*WHAT YOU SHOULD DO:* Each line of the listing must be transcribed exactly, except for the images, which should be excluded.

*MATERIAL PROVIDED:*
####
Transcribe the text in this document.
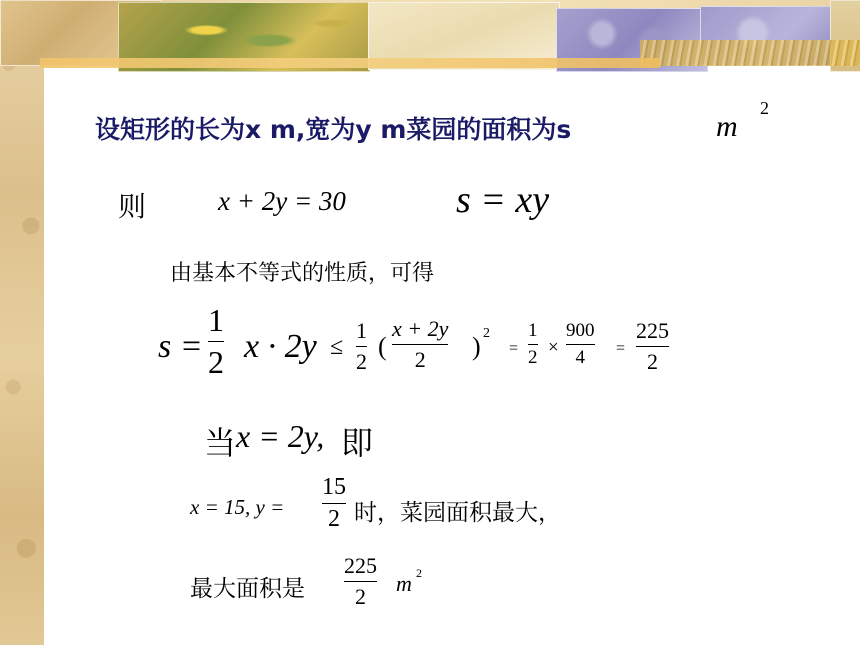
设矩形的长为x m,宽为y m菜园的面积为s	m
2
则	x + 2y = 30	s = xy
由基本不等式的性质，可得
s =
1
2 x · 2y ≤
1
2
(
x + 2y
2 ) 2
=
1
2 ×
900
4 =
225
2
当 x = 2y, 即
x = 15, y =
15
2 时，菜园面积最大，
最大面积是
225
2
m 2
####
*EXPECTED ANSWER:*
Transcribe the text in this document.
设矩形的长为x m,宽为y m菜园的面积为s	m
2
则	x + 2y = 30	s = xy
由基本不等式的性质，可得
s =
1
2 x · 2y ≤
1
2
(
x + 2y
2 ) 2
=
1
2 ×
900
4 =
225
2
当 x = 2y, 即
x = 15, y =
15
2 时，菜园面积最大，
最大面积是
225
2
m 2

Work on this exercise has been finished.